Copy only the lines between the one containing "What does this" and the end of the records, both included, leaving out pictures.

────────

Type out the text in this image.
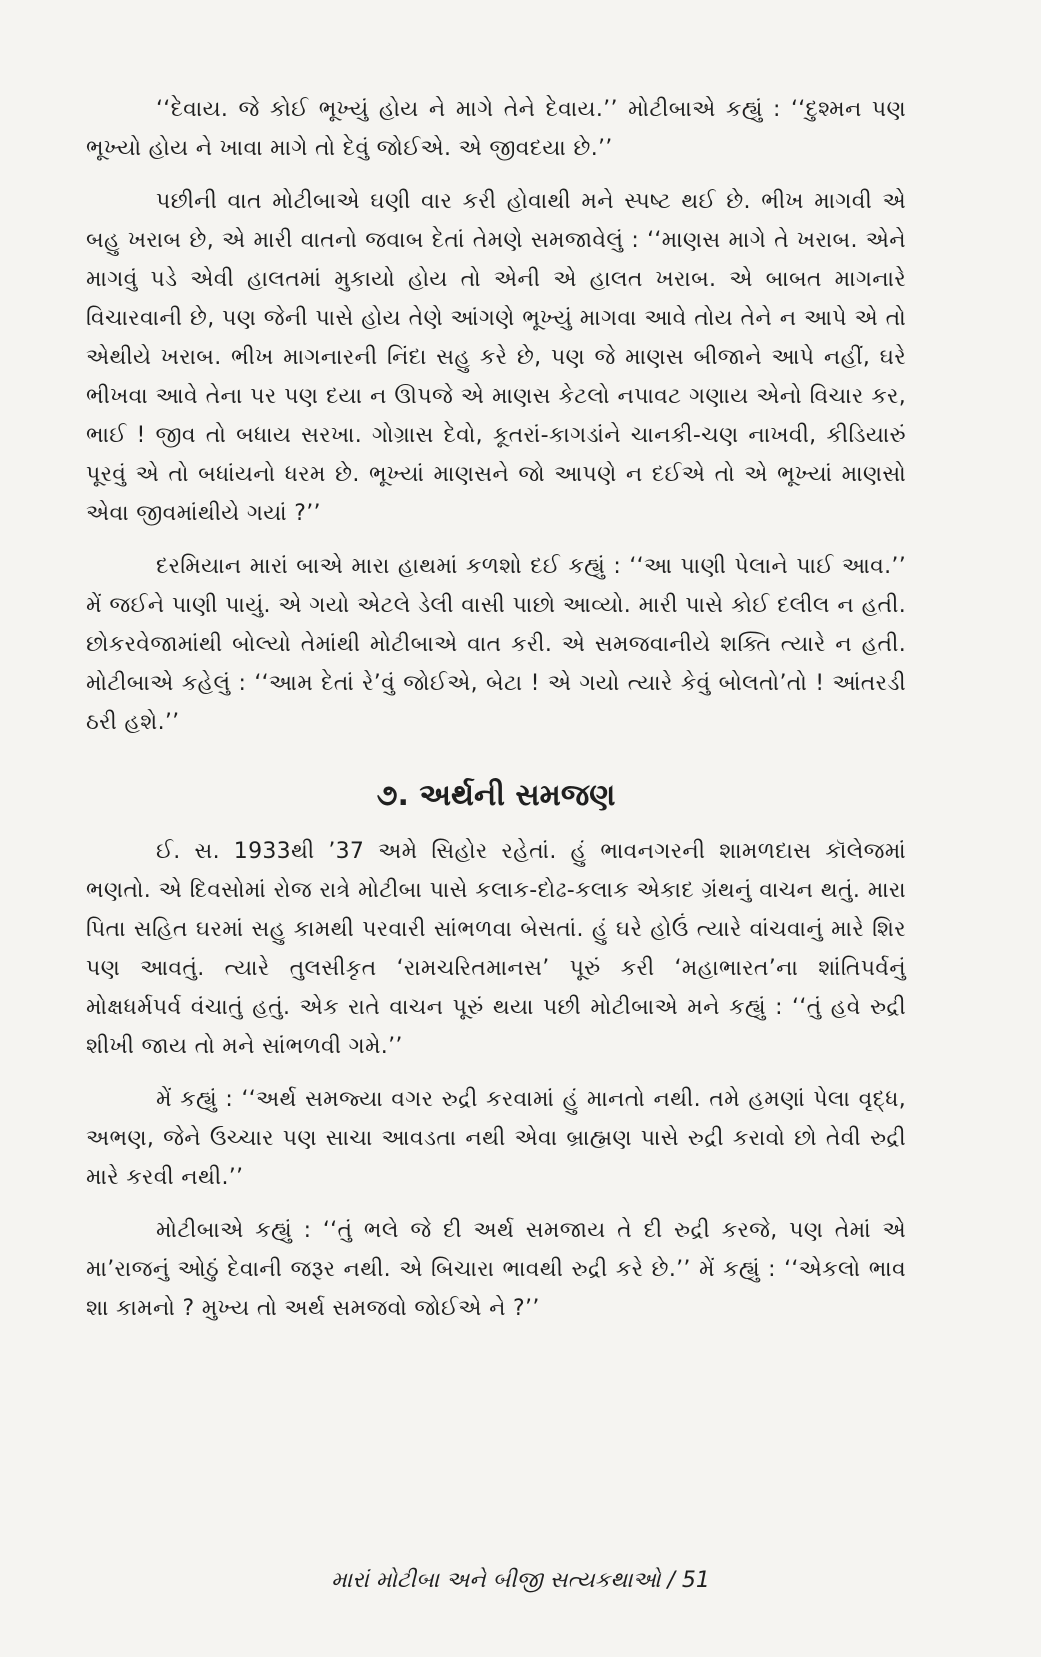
‘‘દેવાય. જે કોઈ ભૂખ્યું હોય ને માગે તેને દેવાય.’’ મોટીબાએ કહ્યું : ‘‘દુશ્મન પણ ભૂખ્યો હોય ને ખાવા માગે તો દેવું જોઈએ. એ જીવદયા છે.’’

પછીની વાત મોટીબાએ ઘણી વાર કરી હોવાથી મને સ્પષ્ટ થઈ છે. ભીખ માગવી એ બહુ ખરાબ છે, એ મારી વાતનો જવાબ દેતાં તેમણે સમજાવેલું : ‘‘માણસ માગે તે ખરાબ. એને માગવું પડે એવી હાલતમાં મુકાયો હોય તો એની એ હાલત ખરાબ. એ બાબત માગનારે વિચારવાની છે, પણ જેની પાસે હોય તેણે આંગણે ભૂખ્યું માગવા આવે તોય તેને ન આપે એ તો એથીયે ખરાબ. ભીખ માગનારની નિંદા સહુ કરે છે, પણ જે માણસ બીજાને આપે નહીં, ઘરે ભીખવા આવે તેના પર પણ દયા ન ઊપજે એ માણસ કેટલો નપાવટ ગણાય એનો વિચાર કર, ભાઈ ! જીવ તો બધાય સરખા. ગોગ્રાસ દેવો, કૂતરાં-કાગડાંને ચાનકી-ચણ નાખવી, કીડિયારું પૂરવું એ તો બધાંયનો ધરમ છે. ભૂખ્યાં માણસને જો આપણે ન દઈએ તો એ ભૂખ્યાં માણસો એવા જીવમાંથીયે ગયાં ?’’

દરમિયાન મારાં બાએ મારા હાથમાં કળશો દઈ કહ્યું : ‘‘આ પાણી પેલાને પાઈ આવ.’’ મેં જઈને પાણી પાયું. એ ગયો એટલે ડેલી વાસી પાછો આવ્યો. મારી પાસે કોઈ દલીલ ન હતી. છોકરવેજામાંથી બોલ્યો તેમાંથી મોટીબાએ વાત કરી. એ સમજવાનીયે શક્તિ ત્યારે ન હતી. મોટીબાએ કહેલું : ‘‘આમ દેતાં રે’વું જોઈએ, બેટા ! એ ગયો ત્યારે કેવું બોલતો’તો ! આંતરડી ઠરી હશે.’’

૭. અર્થની સમજણ

ઈ. સ. 1933થી ’37 અમે સિહોર રહેતાં. હું ભાવનગરની શામળદાસ કૉલેજમાં ભણતો. એ દિવસોમાં રોજ રાત્રે મોટીબા પાસે કલાક-દોઢ-કલાક એકાદ ગ્રંથનું વાચન થતું. મારા પિતા સહિત ઘરમાં સહુ કામથી પરવારી સાંભળવા બેસતાં. હું ઘરે હોઉં ત્યારે વાંચવાનું મારે શિર પણ આવતું. ત્યારે તુલસીકૃત ‘રામચરિતમાનસ’ પૂરું કરી ‘મહાભારત’ના શાંતિપર્વનું મોક્ષધર્મપર્વ વંચાતું હતું. એક રાતે વાચન પૂરું થયા પછી મોટીબાએ મને કહ્યું : ‘‘તું હવે રુદ્રી શીખી જાય તો મને સાંભળવી ગમે.’’

મેં કહ્યું : ‘‘અર્થ સમજ્યા વગર રુદ્રી કરવામાં હું માનતો નથી. તમે હમણાં પેલા વૃદ્ધ, અભણ, જેને ઉચ્ચાર પણ સાચા આવડતા નથી એવા બ્રાહ્મણ પાસે રુદ્રી કરાવો છો તેવી રુદ્રી મારે કરવી નથી.’’

મોટીબાએ કહ્યું : ‘‘તું ભલે જે દી અર્થ સમજાય તે દી રુદ્રી કરજે, પણ તેમાં એ મા’રાજનું ઓઠું દેવાની જરૂર નથી. એ બિચારા ભાવથી રુદ્રી કરે છે.’’ મેં કહ્યું : ‘‘એકલો ભાવ શા કામનો ? મુખ્ય તો અર્થ સમજવો જોઈએ ને ?’’

મારાં મોટીબા અને બીજી સત્યકથાઓ / 51
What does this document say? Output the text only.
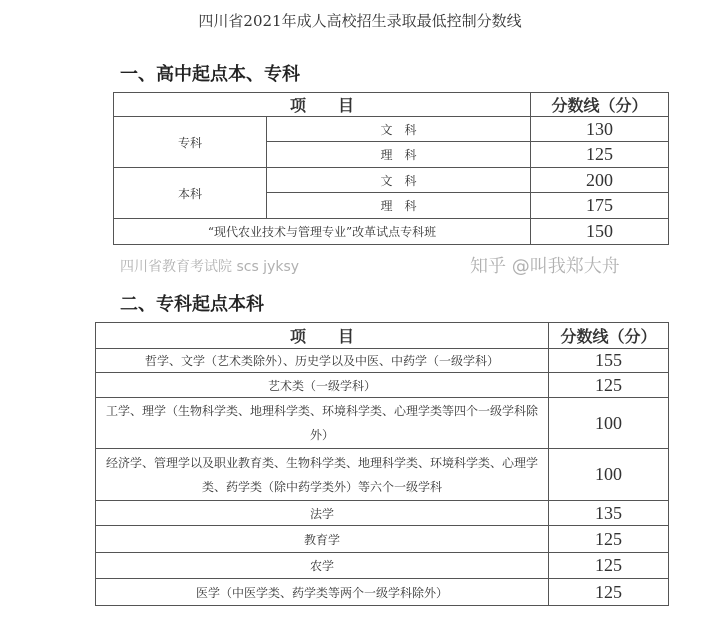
四川省2021年成人高校招生录取最低控制分数线
一、高中起点本、专科
项　　目		分数线（分）
专科	文　科	130
	理　科	125
本科	文　科	200
	理　科	175
“现代农业技术与管理专业”改革试点专科班		150
四川省教育考试院 scs jyksy	知乎 @叫我郑大舟
二、专科起点本科
项　　目	分数线（分）
哲学、文学（艺术类除外）、历史学以及中医、中药学（一级学科）	155
艺术类（一级学科）	125
工学、理学（生物科学类、地理科学类、环境科学类、心理学类等四个一级学科除外）	100
经济学、管理学以及职业教育类、生物科学类、地理科学类、环境科学类、心理学类、药学类（除中药学类外）等六个一级学科	100
法学	135
教育学	125
农学	125
医学（中医学类、药学类等两个一级学科除外）	125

────────

Reply -
What does this document say? Output the text only.
四川省2021年成人高校招生录取最低控制分数线
一、高中起点本、专科
项　　目		分数线（分）
专科	文　科	130
	理　科	125
本科	文　科	200
	理　科	175
“现代农业技术与管理专业”改革试点专科班		150
四川省教育考试院 scs jyksy	知乎 @叫我郑大舟
二、专科起点本科
项　　目	分数线（分）
哲学、文学（艺术类除外）、历史学以及中医、中药学（一级学科）	155
艺术类（一级学科）	125
工学、理学（生物科学类、地理科学类、环境科学类、心理学类等四个一级学科除外）	100
经济学、管理学以及职业教育类、生物科学类、地理科学类、环境科学类、心理学类、药学类（除中药学类外）等六个一级学科	100
法学	135
教育学	125
农学	125
医学（中医学类、药学类等两个一级学科除外）	125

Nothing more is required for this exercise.